§ GIVEN REQUEST
Find each line holding "employé" and copy it out.

******

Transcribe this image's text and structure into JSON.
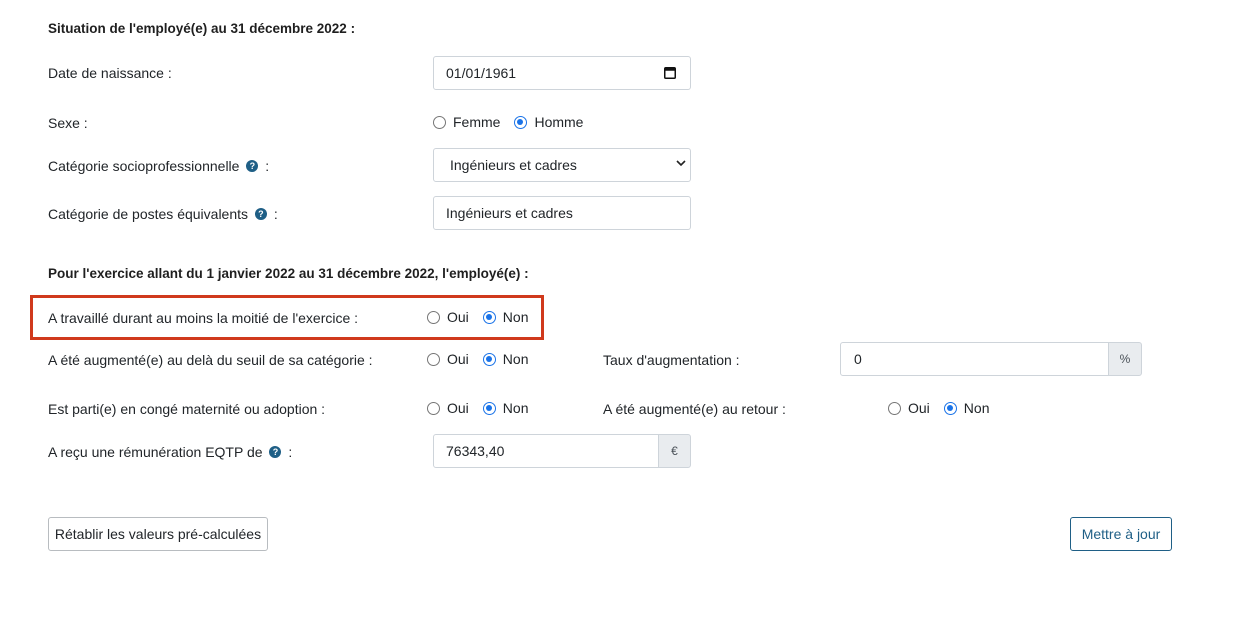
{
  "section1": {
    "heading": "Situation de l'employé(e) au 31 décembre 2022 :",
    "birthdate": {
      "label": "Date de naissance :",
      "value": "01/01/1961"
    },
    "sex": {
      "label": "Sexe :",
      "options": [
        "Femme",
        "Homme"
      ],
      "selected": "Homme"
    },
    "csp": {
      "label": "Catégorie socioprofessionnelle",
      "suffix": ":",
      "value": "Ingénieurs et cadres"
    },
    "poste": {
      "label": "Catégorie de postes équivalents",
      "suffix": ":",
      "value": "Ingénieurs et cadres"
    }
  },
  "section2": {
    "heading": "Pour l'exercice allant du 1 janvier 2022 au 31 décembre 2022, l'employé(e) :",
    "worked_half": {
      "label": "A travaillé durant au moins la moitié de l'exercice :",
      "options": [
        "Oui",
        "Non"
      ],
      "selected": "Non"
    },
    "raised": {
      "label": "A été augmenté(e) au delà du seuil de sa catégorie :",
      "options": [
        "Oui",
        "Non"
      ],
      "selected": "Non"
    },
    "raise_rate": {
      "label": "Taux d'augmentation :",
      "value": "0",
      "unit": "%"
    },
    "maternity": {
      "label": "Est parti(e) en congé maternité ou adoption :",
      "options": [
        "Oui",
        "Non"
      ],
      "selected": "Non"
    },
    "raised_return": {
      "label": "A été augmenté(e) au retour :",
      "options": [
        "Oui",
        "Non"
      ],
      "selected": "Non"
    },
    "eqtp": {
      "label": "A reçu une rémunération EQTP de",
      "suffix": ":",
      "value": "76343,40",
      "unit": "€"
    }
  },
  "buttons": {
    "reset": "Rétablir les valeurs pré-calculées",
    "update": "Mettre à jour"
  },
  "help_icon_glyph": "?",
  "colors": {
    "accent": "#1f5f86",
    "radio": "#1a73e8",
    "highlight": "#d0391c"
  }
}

******

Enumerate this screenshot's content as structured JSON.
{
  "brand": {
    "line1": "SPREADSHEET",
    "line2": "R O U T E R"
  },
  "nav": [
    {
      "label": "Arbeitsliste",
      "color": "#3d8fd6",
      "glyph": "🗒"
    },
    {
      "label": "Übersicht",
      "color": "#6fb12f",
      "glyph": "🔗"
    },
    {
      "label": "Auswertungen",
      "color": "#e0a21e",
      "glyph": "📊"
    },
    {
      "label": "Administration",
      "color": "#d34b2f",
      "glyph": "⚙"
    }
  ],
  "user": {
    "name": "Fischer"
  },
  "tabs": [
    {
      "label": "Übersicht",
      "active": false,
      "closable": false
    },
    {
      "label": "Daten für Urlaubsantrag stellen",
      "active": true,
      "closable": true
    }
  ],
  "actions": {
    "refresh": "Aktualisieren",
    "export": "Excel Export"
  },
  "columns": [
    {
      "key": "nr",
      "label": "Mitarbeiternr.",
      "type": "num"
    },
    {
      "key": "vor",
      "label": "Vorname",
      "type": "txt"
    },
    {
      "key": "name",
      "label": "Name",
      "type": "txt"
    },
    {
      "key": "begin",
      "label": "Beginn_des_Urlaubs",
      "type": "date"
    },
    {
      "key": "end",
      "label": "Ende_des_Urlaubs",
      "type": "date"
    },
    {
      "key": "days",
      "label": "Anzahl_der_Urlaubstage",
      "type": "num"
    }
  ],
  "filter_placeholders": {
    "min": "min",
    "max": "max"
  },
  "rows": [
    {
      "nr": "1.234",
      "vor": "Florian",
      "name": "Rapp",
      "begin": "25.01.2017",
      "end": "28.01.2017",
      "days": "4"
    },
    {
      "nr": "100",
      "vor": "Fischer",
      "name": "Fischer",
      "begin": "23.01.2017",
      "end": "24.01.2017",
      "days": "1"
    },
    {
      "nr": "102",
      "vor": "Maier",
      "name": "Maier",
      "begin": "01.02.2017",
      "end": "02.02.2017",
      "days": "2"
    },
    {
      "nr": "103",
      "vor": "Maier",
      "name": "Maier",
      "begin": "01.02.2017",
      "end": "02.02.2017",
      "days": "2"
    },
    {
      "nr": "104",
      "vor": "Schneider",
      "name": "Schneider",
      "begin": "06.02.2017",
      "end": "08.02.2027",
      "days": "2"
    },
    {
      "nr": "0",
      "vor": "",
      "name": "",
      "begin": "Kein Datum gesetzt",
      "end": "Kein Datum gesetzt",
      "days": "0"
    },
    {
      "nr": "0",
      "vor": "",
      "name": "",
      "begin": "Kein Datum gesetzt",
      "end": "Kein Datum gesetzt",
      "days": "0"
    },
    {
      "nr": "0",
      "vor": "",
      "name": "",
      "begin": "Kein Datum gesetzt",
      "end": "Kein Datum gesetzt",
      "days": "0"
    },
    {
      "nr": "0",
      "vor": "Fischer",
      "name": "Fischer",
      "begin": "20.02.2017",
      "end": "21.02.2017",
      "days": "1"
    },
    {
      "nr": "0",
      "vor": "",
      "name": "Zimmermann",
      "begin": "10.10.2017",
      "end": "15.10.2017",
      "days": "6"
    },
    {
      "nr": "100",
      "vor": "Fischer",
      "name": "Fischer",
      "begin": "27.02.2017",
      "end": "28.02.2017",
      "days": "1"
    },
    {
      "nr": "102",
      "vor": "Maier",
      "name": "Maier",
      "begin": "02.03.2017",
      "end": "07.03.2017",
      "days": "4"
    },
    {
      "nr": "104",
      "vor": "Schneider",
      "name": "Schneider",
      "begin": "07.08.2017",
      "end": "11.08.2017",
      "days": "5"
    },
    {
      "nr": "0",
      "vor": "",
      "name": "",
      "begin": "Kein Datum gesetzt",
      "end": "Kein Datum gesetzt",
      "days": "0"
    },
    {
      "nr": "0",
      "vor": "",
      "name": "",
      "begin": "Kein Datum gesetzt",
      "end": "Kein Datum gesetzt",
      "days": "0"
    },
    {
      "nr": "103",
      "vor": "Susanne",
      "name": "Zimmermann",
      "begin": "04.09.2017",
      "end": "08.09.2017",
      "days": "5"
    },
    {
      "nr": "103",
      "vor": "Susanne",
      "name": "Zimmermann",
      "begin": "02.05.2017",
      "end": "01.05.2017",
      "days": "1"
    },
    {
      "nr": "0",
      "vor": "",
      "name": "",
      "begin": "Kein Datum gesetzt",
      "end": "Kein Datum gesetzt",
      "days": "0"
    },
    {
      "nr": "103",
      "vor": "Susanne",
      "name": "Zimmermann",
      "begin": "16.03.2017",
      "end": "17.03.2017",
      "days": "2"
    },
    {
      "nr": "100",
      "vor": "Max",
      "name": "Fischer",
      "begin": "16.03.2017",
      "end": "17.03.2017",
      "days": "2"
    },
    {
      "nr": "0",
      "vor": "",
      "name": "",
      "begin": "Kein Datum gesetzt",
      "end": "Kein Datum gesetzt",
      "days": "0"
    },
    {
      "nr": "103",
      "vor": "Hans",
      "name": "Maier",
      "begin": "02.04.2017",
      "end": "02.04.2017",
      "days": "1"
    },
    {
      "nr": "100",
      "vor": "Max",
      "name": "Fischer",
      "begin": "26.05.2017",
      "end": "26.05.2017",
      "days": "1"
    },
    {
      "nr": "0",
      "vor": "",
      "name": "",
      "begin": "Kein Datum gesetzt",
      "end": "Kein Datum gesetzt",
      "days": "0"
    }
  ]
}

******

§ SOLUTION TO THIS PROBLEM
    "heading": "Situation de l'employé(e) au 31 décembre 2022 :",
    "heading": "Pour l'exercice allant du 1 janvier 2022 au 31 décembre 2022, l'employé(e) :",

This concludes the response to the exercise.